• _AIM_
Extract all lines that hold the string "внутренних".

==== ROWS

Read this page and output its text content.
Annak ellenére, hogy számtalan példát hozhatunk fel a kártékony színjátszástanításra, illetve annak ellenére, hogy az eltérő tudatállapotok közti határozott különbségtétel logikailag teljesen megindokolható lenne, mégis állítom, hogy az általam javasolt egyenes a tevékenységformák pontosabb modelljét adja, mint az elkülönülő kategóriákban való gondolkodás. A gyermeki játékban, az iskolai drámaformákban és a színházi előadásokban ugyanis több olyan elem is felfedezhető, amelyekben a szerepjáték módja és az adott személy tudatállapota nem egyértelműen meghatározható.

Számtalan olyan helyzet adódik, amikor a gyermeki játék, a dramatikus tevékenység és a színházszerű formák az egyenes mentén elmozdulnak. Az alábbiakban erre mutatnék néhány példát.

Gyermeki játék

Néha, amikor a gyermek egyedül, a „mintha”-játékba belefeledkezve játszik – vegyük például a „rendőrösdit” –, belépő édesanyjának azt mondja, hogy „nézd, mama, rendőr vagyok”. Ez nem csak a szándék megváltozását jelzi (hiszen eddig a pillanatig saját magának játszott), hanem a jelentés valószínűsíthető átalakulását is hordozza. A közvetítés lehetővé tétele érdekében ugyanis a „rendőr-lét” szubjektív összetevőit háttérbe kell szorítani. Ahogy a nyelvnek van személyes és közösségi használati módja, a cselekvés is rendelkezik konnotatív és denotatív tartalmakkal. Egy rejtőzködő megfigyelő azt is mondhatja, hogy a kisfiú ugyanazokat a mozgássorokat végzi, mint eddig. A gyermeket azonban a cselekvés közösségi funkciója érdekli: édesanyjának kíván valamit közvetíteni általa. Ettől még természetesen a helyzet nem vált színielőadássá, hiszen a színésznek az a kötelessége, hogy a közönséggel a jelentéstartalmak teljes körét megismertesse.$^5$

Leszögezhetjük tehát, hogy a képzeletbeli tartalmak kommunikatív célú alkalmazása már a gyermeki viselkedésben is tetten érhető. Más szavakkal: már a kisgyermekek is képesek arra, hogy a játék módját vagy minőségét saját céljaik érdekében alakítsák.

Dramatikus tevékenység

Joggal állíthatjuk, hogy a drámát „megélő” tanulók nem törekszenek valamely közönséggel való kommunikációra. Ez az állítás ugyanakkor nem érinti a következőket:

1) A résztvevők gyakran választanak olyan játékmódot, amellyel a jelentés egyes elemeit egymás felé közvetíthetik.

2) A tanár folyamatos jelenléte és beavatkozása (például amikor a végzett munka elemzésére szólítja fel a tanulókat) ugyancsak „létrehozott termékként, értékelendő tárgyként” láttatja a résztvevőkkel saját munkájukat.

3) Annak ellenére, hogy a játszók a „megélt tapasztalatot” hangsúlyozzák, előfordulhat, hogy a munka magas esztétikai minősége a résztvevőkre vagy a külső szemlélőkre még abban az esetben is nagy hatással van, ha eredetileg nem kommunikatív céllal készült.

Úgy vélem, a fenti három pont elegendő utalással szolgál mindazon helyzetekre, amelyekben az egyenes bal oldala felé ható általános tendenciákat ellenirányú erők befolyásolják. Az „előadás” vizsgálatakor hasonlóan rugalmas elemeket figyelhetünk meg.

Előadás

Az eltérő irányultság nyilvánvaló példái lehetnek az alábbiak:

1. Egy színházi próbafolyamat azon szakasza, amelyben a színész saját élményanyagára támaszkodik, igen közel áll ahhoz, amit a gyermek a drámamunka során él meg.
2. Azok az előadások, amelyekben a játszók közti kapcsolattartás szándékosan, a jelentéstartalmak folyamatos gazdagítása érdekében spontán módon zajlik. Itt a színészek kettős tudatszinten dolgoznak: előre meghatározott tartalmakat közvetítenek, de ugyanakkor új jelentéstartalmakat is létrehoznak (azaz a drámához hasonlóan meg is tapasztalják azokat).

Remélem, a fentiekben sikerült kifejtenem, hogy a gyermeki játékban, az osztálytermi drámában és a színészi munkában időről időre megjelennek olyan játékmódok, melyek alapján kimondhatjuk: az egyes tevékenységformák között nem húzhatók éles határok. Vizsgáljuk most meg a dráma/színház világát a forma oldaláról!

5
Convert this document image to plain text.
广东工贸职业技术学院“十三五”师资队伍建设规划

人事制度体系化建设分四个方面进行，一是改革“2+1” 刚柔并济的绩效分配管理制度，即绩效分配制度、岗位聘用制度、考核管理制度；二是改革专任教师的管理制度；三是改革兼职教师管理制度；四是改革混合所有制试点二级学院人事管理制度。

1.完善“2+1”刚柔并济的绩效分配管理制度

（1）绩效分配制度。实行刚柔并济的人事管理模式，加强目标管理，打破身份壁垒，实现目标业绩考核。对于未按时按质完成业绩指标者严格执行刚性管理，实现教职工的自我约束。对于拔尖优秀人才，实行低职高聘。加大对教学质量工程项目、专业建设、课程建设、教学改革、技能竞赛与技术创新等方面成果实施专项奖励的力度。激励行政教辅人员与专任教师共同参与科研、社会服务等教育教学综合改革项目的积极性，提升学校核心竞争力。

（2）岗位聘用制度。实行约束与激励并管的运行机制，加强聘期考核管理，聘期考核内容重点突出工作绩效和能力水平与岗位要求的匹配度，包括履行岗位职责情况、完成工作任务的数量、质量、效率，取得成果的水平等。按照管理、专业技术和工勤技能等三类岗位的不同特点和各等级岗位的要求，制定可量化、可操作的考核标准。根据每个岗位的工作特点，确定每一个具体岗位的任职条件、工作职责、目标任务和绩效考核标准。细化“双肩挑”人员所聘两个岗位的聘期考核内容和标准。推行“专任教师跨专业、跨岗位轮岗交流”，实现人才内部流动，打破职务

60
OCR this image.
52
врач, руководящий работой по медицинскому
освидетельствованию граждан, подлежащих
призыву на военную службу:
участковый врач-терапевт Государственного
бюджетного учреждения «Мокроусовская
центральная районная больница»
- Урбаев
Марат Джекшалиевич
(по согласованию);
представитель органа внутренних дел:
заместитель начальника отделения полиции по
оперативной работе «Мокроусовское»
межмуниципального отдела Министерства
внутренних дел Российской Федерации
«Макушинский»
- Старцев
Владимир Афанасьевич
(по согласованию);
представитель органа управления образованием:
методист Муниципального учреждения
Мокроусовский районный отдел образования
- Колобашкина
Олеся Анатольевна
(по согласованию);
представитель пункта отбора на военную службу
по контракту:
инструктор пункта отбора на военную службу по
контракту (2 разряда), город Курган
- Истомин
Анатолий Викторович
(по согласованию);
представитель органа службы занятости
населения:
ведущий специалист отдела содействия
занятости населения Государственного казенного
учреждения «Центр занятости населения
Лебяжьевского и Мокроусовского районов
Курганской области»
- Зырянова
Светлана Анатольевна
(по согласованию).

========

• _COMPLETED EXERCISE_
представитель органа внутренних дел:
внутренних дел Российской Федерации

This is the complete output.